EXTRACT —

July 22, 2007

Coldwater Creek. Wow.

Sometimes you take a look at the financial documents provided by Coldwater Creek, and you are amazed at the transformation of what was once a humble little cataloger located in Northern Idaho.

According to management, retail is now the primary growth vehicle for this business. Already boasting 255 stores in 146 markets, the retailer expects to grow to up to 500 stores within five years.

For people like me, steeped in a traditional cataloging background, the transition out of "traditional" cataloging has been fascinating to watch. The brand will spend an amazing $32,000,000 in national magazine ads in 2007, and even tested television ads in late 2006. The catalog investment is shifting as well. Instead of investing in traditional catalogs that drive sales through a telephone channel, Coldwater Creek is instead mailing more catalogs designed to drive sales to stores --- circulating the catalogs to store markets.

Coldwater Creek also boasts an e-mail list of 3.2 million names, an amazing number for a business selling just over a billion dollars of merchandise per year.

Coldwater Creek also announced a new loyalty program, targeted to the best 250,000 households --- designed to improve retention and increase spend per household.

Pay attention to SG&A --- increasing at a faster rate than sales, due in part to national branding programs, increased store employee expenses and increased catalog circulation.

As Direct Marketers, we need to keep an eye on Coldwater Creek. They are choosing a traditional path toward growth, one not altogether different than what Sears or Montgomery Wards utilized eighty years ago, or the route that Eddie Bauer took in the late 80s and early 90s. It's a fascinating and intoxicating route to riches, as the brand determines the 'saturation point' --- the point where retail stores no longer contribute significant incremental sales. To date, saturation is not a consideration ... comp store sales have increased by more than sixteen percent during the first quarter of the past two years.

When that saturation point happens (and it will happen, ask Gap), life becomes very interesting. Increased saturation drives down comp store sales at existing stores. Furthermore, online growth stagnates, as the new stores do not contribute enough new customers to fuel online increases. A brand needs to have a magical group of business leaders to recognize this inflection point a couple of years before it actually happens.

WHAT TO DO —
#1 Reproduce the passage of the Coldwater Creek post between "For people like" and "spend per household.", inclusive.
#2 Write the next part of the Coldwater Creek post, picking up after its final sentence.

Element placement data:
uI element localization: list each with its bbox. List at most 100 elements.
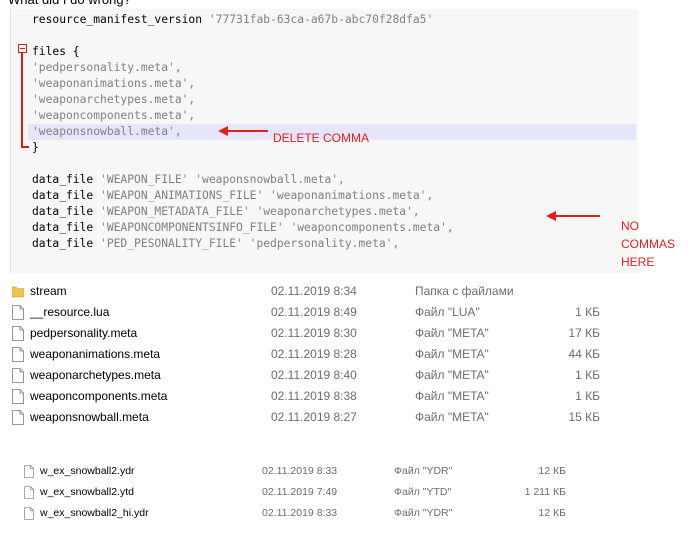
no-commas-note-line2: COMMAS [621,237,675,251]
file-row[interactable]: w_ex_snowball2.ytd 02.11.2019 7:49 Файл "Y… [24,482,584,503]
code-token: 'weaponanimations.meta', [32,77,196,90]
file-name: w_ex_snowball2.ydr [40,465,135,477]
code-line: data_file 'WEAPON_FILE' 'weaponsnowball.… [32,172,345,188]
file-icon [12,347,24,362]
file-name: weaponanimations.meta [30,347,161,361]
file-size: 1 211 КБ [524,486,566,498]
file-date: 02.11.2019 8:38 [271,389,357,403]
file-type: Файл "META" [415,326,489,340]
file-row[interactable]: weaponcomponents.meta 02.11.2019 8:38 Файл… [10,386,690,407]
file-size: 1 КБ [575,305,600,319]
file-size: 17 КБ [568,326,600,340]
code-line: resource_manifest_version '77731fab-63ca… [32,12,433,28]
file-row[interactable]: weaponsnowball.meta 02.11.2019 8:27 Файл "… [10,407,690,428]
file-date: 02.11.2019 8:27 [271,410,357,424]
file-name: __resource.lua [30,305,110,319]
code-line: files { [32,44,80,60]
code-line: 'weaponarchetypes.meta', [32,92,195,108]
code-line: 'pedpersonality.meta', [32,60,182,76]
file-type: Файл "LUA" [415,305,480,319]
no-commas-note-line1: NO [621,219,639,233]
code-token: data_file [32,205,101,218]
code-token: data_file [32,173,101,186]
arrow-left-icon [218,126,268,136]
code-line: data_file 'WEAPON_METADATA_FILE' 'weapon… [32,204,420,220]
file-date: 02.11.2019 8:33 [262,465,338,477]
file-icon [12,305,24,320]
code-token: 'PED_PESONALITY_FILE' 'pedpersonality.me… [100,237,400,250]
file-type: Файл "META" [415,389,489,403]
question-heading: What did I do wrong? [8,0,131,8]
file-type: Файл "META" [415,347,489,361]
file-size: 44 КБ [568,347,600,361]
code-token: 'weaponsnowball.meta', [32,125,182,138]
file-row[interactable]: w_ex_snowball2_hi.ydr 02.11.2019 8:33 Файл… [24,503,584,524]
file-size: 1 КБ [575,389,600,403]
fold-marker-line [21,50,23,146]
file-icon [24,465,34,478]
arrow-left-icon [546,211,600,221]
code-token: data_file [32,189,101,202]
code-token: resource_manifest_version [32,13,209,26]
file-row[interactable]: weaponarchetypes.meta 02.11.2019 8:40 Файл… [10,365,690,386]
code-line: data_file 'PED_PESONALITY_FILE' 'pedpers… [32,236,399,252]
file-row[interactable]: w_ex_snowball2.ydr 02.11.2019 8:33 Файл "Y… [24,461,584,482]
file-row[interactable]: weaponanimations.meta 02.11.2019 8:28 Файл… [10,344,690,365]
file-date: 02.11.2019 8:40 [271,368,357,382]
code-token: 'WEAPON_METADATA_FILE' 'weaponarchetypes… [100,205,420,218]
file-date: 02.11.2019 8:49 [271,305,357,319]
fold-end-marker [21,146,29,148]
code-token: data_file [32,221,101,234]
file-type: Файл "YTD" [394,486,452,498]
file-type: Файл "META" [415,368,489,382]
code-token: 'weaponcomponents.meta', [32,109,196,122]
file-icon [12,326,24,341]
file-name: stream [30,284,67,298]
file-name: pedpersonality.meta [30,326,138,340]
fold-toggle-icon[interactable] [18,44,27,53]
file-icon [24,486,34,499]
code-token: 'WEAPON_FILE' 'weaponsnowball.meta', [100,173,345,186]
code-token: data_file [32,237,101,250]
file-type: Папка с файлами [415,284,514,298]
code-line: } [32,140,39,156]
code-token: 'weaponarchetypes.meta', [32,93,196,106]
code-token: '77731fab-63ca-a67b-abc70f28dfa5' [208,13,434,26]
file-date: 02.11.2019 8:34 [271,284,357,298]
delete-comma-note: DELETE COMMA [273,131,370,145]
file-name: w_ex_snowball2.ytd [40,486,134,498]
file-row[interactable]: stream 02.11.2019 8:34 Папка с файлами [10,281,690,302]
file-type: Файл "YDR" [394,507,453,519]
file-name: weaponcomponents.meta [30,389,168,403]
folder-icon [11,284,25,299]
file-icon [24,507,34,520]
file-date: 02.11.2019 7:49 [262,486,338,498]
file-size: 1 КБ [575,368,600,382]
code-line: data_file 'WEAPONCOMPONENTSINFO_FILE' 'w… [32,220,454,236]
file-date: 02.11.2019 8:28 [271,347,357,361]
file-size: 12 КБ [538,507,566,519]
code-token: } [32,141,39,154]
file-name: w_ex_snowball2_hi.ydr [40,507,149,519]
file-size: 15 КБ [568,410,600,424]
no-commas-note-line3: HERE [621,255,655,269]
code-token: 'WEAPON_ANIMATIONS_FILE' 'weaponanimatio… [100,189,434,202]
code-line: data_file 'WEAPON_ANIMATIONS_FILE' 'weap… [32,188,433,204]
file-type: Файл "META" [415,410,489,424]
file-type: Файл "YDR" [394,465,453,477]
file-date: 02.11.2019 8:30 [271,326,357,340]
file-icon [12,410,24,425]
file-icon [12,368,24,383]
file-size: 12 КБ [538,465,566,477]
file-date: 02.11.2019 8:33 [262,507,338,519]
code-line: 'weaponanimations.meta', [32,76,195,92]
code-line: 'weaponsnowball.meta', [32,124,182,140]
file-icon [12,389,24,404]
code-line: 'weaponcomponents.meta', [32,108,195,124]
code-token: files { [32,45,80,58]
file-row[interactable]: pedpersonality.meta 02.11.2019 8:30 Файл "… [10,323,690,344]
file-name: weaponarchetypes.meta [30,368,161,382]
code-token: 'WEAPONCOMPONENTSINFO_FILE' 'weaponcompo… [100,221,454,234]
file-row[interactable]: __resource.lua 02.11.2019 8:49 Файл "LUA" 1… [10,302,690,323]
code-token: 'pedpersonality.meta', [32,61,182,74]
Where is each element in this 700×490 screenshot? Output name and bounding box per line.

RESPONSES TO THE EXERCISE —
#1
For people like me, steeped in a traditional cataloging background, the transition out of "traditional" cataloging has been fascinating to watch. The brand will spend an amazing $32,000,000 in national magazine ads in 2007, and even tested television ads in late 2006. The catalog investment is shifting as well. Instead of investing in traditional catalogs that drive sales through a telephone channel, Coldwater Creek is instead mailing more catalogs designed to drive sales to stores --- circulating the catalogs to store markets.

Coldwater Creek also boasts an e-mail list of 3.2 million names, an amazing number for a business selling just over a billion dollars of merchandise per year.

Coldwater Creek also announced a new loyalty program, targeted to the best 250,000 households --- designed to improve retention and increase spend per household.

#2
But for now, the meteoric increase in sales at Coldwater Creek is worth praising. Sales (and stock price) reflect the fact that management saw how the world was changing (stores/online), and shifted investment toward this new reality in a timely manner.

6 comments:

  1. Very interesting company which I did some BI work with a couple of years ago. Their catalog did a incredible job of creating an emotional involvement with their customers, who in turn were well defined to age, interests, and needs. Execution was consistent throughout the fulfillment cycles and they showed real stickiness. All of this came out of some research I did at that time, which was also when they started really opening stores.

    I suspect based on what I have seen since that they have not been able to carry that emotional energy they had with the direct customer to the stores. The SG&A shows the huge investment they have made in getting the right locations, the right layouts, lighting, and merchandising with an informed staff. But when I go in the stores I don't see the original demographic and some real clearance issues. The decision to go with a slightly different product mix has not helped.

    Their loyalty program shows some promise but unless volume increases there won't be enough events to either drive customers or data to support. Reaching out to the direct shopper base to steer into the physical location also looks like it is stalling.

    Nice company and very much admire their marketing and merchandising complex to execution. But the stores have the feeling of a dead-end to them at the moment.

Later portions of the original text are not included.